▸ Problem to solve: Compile every line that includes the word "this".

---------- Excerpted records ----------

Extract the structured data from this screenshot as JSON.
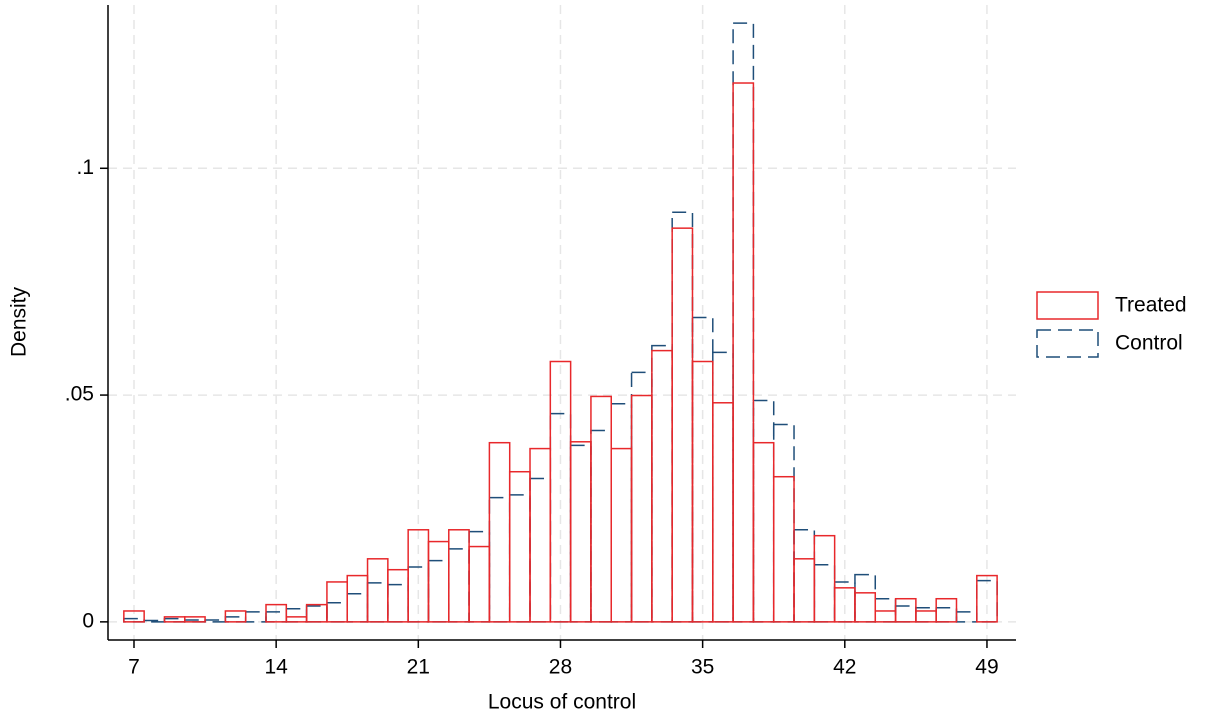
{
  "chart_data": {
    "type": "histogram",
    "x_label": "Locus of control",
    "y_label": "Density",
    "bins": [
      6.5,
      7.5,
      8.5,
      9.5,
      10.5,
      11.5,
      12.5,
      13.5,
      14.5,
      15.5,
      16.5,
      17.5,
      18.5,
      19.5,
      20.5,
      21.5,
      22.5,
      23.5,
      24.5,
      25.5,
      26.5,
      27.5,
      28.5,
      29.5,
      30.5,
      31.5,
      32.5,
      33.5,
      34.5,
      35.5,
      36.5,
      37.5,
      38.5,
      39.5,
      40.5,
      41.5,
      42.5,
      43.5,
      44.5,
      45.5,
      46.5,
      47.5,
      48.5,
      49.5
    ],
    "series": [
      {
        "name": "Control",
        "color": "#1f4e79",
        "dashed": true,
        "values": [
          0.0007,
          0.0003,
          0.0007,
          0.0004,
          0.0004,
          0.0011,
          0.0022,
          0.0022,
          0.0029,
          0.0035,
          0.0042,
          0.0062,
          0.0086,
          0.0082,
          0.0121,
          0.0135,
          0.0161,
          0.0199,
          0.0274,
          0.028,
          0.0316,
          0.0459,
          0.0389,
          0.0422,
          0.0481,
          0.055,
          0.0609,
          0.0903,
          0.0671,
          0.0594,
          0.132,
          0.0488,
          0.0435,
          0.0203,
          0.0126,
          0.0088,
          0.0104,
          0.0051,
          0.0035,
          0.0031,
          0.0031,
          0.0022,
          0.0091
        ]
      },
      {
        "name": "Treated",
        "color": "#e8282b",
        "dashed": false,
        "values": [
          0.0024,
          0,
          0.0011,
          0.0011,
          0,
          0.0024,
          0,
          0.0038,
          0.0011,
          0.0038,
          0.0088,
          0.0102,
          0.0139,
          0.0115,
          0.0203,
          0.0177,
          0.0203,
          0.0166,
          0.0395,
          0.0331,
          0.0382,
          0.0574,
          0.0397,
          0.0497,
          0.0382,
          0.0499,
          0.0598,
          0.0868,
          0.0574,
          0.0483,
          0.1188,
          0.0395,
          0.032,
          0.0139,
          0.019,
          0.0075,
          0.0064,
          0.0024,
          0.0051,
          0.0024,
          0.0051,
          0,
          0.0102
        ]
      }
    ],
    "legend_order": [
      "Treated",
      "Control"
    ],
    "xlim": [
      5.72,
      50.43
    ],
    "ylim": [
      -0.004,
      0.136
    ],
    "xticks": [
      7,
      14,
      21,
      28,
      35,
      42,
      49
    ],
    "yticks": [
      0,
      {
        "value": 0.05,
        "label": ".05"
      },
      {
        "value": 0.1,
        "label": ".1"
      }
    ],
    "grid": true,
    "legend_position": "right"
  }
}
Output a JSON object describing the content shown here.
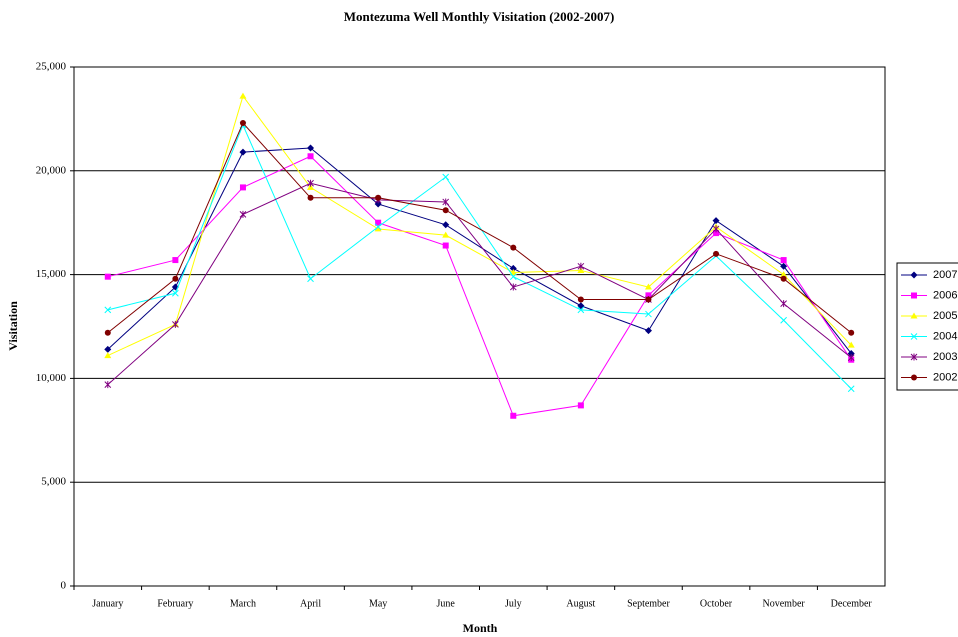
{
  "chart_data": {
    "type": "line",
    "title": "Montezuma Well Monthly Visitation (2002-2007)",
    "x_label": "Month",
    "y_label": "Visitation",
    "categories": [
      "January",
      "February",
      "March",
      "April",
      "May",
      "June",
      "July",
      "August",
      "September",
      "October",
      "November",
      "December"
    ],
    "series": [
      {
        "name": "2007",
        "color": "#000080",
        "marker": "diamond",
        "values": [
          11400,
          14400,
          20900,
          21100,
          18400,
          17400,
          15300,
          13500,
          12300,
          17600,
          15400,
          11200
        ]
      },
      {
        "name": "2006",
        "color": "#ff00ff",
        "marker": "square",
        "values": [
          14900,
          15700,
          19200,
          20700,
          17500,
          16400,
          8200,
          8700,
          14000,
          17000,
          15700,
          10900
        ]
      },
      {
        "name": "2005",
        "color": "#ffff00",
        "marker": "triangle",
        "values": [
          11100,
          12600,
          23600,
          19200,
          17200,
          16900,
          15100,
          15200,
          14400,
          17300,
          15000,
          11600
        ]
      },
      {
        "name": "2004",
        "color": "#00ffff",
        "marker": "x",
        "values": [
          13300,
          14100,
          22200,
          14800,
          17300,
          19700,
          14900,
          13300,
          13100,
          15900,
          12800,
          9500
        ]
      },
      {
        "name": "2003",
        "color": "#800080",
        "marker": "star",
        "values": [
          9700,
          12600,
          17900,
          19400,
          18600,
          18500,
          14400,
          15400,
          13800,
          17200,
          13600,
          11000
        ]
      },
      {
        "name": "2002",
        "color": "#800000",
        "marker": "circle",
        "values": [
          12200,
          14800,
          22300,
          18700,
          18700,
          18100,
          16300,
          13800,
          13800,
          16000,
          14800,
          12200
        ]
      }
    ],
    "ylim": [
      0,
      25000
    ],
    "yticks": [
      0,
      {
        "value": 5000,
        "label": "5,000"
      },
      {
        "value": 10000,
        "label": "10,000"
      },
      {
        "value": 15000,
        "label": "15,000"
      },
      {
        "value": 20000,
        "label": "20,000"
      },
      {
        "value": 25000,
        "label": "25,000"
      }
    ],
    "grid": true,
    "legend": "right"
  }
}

----------
---------- Excerpted records ----------

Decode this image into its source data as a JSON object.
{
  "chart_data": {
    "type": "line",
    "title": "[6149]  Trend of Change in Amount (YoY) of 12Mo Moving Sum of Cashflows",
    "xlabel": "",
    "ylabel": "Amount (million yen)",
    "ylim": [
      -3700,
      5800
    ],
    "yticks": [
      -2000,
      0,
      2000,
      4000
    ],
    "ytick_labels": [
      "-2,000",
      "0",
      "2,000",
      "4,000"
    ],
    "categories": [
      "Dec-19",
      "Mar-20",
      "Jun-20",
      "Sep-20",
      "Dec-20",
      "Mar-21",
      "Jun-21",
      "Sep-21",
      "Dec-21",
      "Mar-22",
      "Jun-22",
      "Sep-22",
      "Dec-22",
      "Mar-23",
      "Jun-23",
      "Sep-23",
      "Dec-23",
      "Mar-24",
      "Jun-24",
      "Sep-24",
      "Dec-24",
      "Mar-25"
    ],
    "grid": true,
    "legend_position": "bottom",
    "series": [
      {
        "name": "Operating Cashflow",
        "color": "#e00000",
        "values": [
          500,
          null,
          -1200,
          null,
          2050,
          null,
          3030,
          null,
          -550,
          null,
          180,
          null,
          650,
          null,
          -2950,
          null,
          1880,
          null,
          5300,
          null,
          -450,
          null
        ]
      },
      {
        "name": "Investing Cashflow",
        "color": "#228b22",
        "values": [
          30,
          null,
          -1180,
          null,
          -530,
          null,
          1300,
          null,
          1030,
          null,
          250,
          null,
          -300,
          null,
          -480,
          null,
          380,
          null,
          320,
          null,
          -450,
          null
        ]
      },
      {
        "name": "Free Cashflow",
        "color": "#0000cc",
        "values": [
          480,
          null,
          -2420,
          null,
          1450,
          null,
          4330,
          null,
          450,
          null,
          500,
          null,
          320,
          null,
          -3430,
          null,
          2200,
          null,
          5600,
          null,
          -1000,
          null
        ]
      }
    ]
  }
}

----------

▸ Problem solution:
Extract the structured data from this screenshot as JSON.
Decode this image into its source data as a JSON object.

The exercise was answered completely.